■ WHAT THE TASK REQUIRES
Format the lines below as a JSON list of strings, with one string per line and no blank lines.

■ RECORD EXTRACTS
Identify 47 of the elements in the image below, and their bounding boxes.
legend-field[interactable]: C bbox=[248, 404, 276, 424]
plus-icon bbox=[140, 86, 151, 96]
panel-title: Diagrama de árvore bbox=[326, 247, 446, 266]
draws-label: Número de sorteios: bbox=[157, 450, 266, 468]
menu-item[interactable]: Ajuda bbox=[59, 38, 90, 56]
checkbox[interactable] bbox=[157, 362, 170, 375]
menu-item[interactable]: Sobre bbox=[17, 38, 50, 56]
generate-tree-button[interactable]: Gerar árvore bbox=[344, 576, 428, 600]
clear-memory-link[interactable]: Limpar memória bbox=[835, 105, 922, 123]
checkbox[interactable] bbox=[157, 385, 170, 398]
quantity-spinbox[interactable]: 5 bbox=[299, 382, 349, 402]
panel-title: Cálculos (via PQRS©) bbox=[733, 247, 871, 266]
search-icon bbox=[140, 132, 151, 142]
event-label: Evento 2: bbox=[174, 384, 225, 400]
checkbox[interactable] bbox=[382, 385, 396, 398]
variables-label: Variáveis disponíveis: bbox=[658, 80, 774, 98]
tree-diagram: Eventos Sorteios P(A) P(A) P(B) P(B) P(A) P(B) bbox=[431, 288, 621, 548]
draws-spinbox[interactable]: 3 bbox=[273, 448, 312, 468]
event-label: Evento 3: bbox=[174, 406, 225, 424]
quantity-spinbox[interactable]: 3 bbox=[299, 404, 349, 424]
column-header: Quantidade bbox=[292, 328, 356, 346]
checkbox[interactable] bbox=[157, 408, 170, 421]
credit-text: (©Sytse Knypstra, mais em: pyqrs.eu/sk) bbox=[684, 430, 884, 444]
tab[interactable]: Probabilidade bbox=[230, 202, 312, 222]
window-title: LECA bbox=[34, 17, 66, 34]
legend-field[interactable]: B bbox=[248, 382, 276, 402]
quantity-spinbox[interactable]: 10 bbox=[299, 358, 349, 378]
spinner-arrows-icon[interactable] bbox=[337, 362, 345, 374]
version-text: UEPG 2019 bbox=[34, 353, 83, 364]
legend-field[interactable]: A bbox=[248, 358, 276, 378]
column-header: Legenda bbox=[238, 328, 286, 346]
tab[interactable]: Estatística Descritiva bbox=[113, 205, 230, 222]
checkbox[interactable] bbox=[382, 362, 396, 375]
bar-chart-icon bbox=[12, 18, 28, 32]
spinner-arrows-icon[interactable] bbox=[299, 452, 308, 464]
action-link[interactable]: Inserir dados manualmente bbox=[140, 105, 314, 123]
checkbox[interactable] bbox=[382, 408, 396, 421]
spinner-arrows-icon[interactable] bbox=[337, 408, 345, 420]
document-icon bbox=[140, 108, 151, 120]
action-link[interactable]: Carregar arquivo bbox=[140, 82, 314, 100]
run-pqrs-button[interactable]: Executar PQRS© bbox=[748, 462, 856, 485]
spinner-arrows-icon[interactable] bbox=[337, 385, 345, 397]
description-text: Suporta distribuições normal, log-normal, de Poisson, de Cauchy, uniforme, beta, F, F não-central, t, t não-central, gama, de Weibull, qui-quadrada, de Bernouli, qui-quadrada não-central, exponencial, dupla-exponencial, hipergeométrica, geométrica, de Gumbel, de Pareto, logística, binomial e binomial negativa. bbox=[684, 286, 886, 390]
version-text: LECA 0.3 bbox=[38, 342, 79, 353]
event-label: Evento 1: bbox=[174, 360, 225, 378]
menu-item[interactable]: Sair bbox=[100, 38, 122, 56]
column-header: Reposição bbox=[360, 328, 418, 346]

■ COMPLETE OUTPUT
[
  "Identify 47 of the elements in the image below, and their bounding boxes.",
  "legend-field[interactable]: C bbox=[248, 404, 276, 424]",
  "plus-icon bbox=[140, 86, 151, 96]",
  "panel-title: Diagrama de árvore bbox=[326, 247, 446, 266]",
  "draws-label: Número de sorteios: bbox=[157, 450, 266, 468]",
  "menu-item[interactable]: Ajuda bbox=[59, 38, 90, 56]",
  "checkbox[interactable] bbox=[157, 362, 170, 375]",
  "menu-item[interactable]: Sobre bbox=[17, 38, 50, 56]",
  "generate-tree-button[interactable]: Gerar árvore bbox=[344, 576, 428, 600]",
  "clear-memory-link[interactable]: Limpar memória bbox=[835, 105, 922, 123]",
  "checkbox[interactable] bbox=[157, 385, 170, 398]",
  "quantity-spinbox[interactable]: 5 bbox=[299, 382, 349, 402]",
  "panel-title: Cálculos (via PQRS©) bbox=[733, 247, 871, 266]",
  "search-icon bbox=[140, 132, 151, 142]",
  "event-label: Evento 2: bbox=[174, 384, 225, 400]",
  "checkbox[interactable] bbox=[382, 385, 396, 398]",
  "variables-label: Variáveis disponíveis: bbox=[658, 80, 774, 98]",
  "tree-diagram: Eventos Sorteios P(A) P(A) P(B) P(B) P(A) P(B) bbox=[431, 288, 621, 548]",
  "draws-spinbox[interactable]: 3 bbox=[273, 448, 312, 468]",
  "event-label: Evento 3: bbox=[174, 406, 225, 424]",
  "quantity-spinbox[interactable]: 3 bbox=[299, 404, 349, 424]",
  "column-header: Quantidade bbox=[292, 328, 356, 346]",
  "checkbox[interactable] bbox=[157, 408, 170, 421]",
  "credit-text: (©Sytse Knypstra, mais em: pyqrs.eu/sk) bbox=[684, 430, 884, 444]",
  "tab[interactable]: Probabilidade bbox=[230, 202, 312, 222]",
  "window-title: LECA bbox=[34, 17, 66, 34]",
  "legend-field[interactable]: B bbox=[248, 382, 276, 402]",
  "quantity-spinbox[interactable]: 10 bbox=[299, 358, 349, 378]",
  "spinner-arrows-icon[interactable] bbox=[337, 362, 345, 374]",
  "version-text: UEPG 2019 bbox=[34, 353, 83, 364]",
  "legend-field[interactable]: A bbox=[248, 358, 276, 378]",
  "column-header: Legenda bbox=[238, 328, 286, 346]",
  "tab[interactable]: Estatística Descritiva bbox=[113, 205, 230, 222]",
  "checkbox[interactable] bbox=[382, 362, 396, 375]",
  "bar-chart-icon bbox=[12, 18, 28, 32]",
  "spinner-arrows-icon[interactable] bbox=[299, 452, 308, 464]",
  "action-link[interactable]: Inserir dados manualmente bbox=[140, 105, 314, 123]",
  "checkbox[interactable] bbox=[382, 408, 396, 421]",
  "spinner-arrows-icon[interactable] bbox=[337, 408, 345, 420]",
  "document-icon bbox=[140, 108, 151, 120]",
  "action-link[interactable]: Carregar arquivo bbox=[140, 82, 314, 100]",
  "run-pqrs-button[interactable]: Executar PQRS© bbox=[748, 462, 856, 485]",
  "spinner-arrows-icon[interactable] bbox=[337, 385, 345, 397]",
  "description-text: Suporta distribuições normal, log-normal, de Poisson, de Cauchy, uniforme, beta, F, F não-central, t, t não-central, gama, de Weibull, qui-quadrada, de Bernouli, qui-quadrada não-central, exponencial, dupla-exponencial, hipergeométrica, geométrica, de Gumbel, de Pareto, logística, binomial e binomial negativa. bbox=[684, 286, 886, 390]",
  "version-text: LECA 0.3 bbox=[38, 342, 79, 353]",
  "event-label: Evento 1: bbox=[174, 360, 225, 378]",
  "menu-item[interactable]: Sair bbox=[100, 38, 122, 56]",
  "column-header: Reposição bbox=[360, 328, 418, 346]"
]